_Task prompt_:
Retype every entry exactly, character for character.

[Records contained in a dataset]
* BEGIN *
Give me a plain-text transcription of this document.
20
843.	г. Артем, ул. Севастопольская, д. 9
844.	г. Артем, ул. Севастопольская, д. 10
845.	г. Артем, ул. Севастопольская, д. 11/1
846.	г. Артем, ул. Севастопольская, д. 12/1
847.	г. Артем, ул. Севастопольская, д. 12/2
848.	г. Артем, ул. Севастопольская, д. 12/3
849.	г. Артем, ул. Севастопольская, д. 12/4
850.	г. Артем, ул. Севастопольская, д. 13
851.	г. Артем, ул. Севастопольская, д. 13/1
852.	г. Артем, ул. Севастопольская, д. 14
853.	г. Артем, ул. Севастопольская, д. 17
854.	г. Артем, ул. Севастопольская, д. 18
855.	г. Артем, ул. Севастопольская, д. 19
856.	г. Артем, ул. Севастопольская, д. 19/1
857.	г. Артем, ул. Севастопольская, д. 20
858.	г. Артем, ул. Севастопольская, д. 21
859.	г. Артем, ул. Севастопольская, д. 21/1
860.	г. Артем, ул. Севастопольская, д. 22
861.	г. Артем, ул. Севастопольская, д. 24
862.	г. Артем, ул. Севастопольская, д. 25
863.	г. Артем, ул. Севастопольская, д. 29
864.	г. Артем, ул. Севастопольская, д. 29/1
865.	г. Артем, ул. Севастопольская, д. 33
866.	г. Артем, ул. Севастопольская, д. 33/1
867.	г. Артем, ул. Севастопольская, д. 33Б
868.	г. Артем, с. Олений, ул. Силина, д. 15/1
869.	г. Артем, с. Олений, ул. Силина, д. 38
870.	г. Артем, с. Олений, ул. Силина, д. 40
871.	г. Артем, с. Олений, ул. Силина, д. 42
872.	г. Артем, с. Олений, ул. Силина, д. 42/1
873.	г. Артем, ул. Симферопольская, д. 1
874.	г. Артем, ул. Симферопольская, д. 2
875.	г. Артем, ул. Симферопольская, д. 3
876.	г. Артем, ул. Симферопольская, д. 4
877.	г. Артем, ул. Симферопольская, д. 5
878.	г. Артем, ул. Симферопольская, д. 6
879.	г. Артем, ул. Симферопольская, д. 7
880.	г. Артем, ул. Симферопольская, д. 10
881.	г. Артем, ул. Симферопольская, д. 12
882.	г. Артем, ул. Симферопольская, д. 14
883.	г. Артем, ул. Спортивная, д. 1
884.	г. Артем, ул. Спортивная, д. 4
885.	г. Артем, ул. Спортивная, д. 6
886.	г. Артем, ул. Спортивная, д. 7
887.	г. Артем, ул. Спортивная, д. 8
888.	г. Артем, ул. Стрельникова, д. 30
* END *
_Solved exercise_:
Give me a plain-text transcription of this document.
20
843.	г. Артем, ул. Севастопольская, д. 9
844.	г. Артем, ул. Севастопольская, д. 10
845.	г. Артем, ул. Севастопольская, д. 11/1
846.	г. Артем, ул. Севастопольская, д. 12/1
847.	г. Артем, ул. Севастопольская, д. 12/2
848.	г. Артем, ул. Севастопольская, д. 12/3
849.	г. Артем, ул. Севастопольская, д. 12/4
850.	г. Артем, ул. Севастопольская, д. 13
851.	г. Артем, ул. Севастопольская, д. 13/1
852.	г. Артем, ул. Севастопольская, д. 14
853.	г. Артем, ул. Севастопольская, д. 17
854.	г. Артем, ул. Севастопольская, д. 18
855.	г. Артем, ул. Севастопольская, д. 19
856.	г. Артем, ул. Севастопольская, д. 19/1
857.	г. Артем, ул. Севастопольская, д. 20
858.	г. Артем, ул. Севастопольская, д. 21
859.	г. Артем, ул. Севастопольская, д. 21/1
860.	г. Артем, ул. Севастопольская, д. 22
861.	г. Артем, ул. Севастопольская, д. 24
862.	г. Артем, ул. Севастопольская, д. 25
863.	г. Артем, ул. Севастопольская, д. 29
864.	г. Артем, ул. Севастопольская, д. 29/1
865.	г. Артем, ул. Севастопольская, д. 33
866.	г. Артем, ул. Севастопольская, д. 33/1
867.	г. Артем, ул. Севастопольская, д. 33Б
868.	г. Артем, с. Олений, ул. Силина, д. 15/1
869.	г. Артем, с. Олений, ул. Силина, д. 38
870.	г. Артем, с. Олений, ул. Силина, д. 40
871.	г. Артем, с. Олений, ул. Силина, д. 42
872.	г. Артем, с. Олений, ул. Силина, д. 42/1
873.	г. Артем, ул. Симферопольская, д. 1
874.	г. Артем, ул. Симферопольская, д. 2
875.	г. Артем, ул. Симферопольская, д. 3
876.	г. Артем, ул. Симферопольская, д. 4
877.	г. Артем, ул. Симферопольская, д. 5
878.	г. Артем, ул. Симферопольская, д. 6
879.	г. Артем, ул. Симферопольская, д. 7
880.	г. Артем, ул. Симферопольская, д. 10
881.	г. Артем, ул. Симферопольская, д. 12
882.	г. Артем, ул. Симферопольская, д. 14
883.	г. Артем, ул. Спортивная, д. 1
884.	г. Артем, ул. Спортивная, д. 4
885.	г. Артем, ул. Спортивная, д. 6
886.	г. Артем, ул. Спортивная, д. 7
887.	г. Артем, ул. Спортивная, д. 8
888.	г. Артем, ул. Стрельникова, д. 30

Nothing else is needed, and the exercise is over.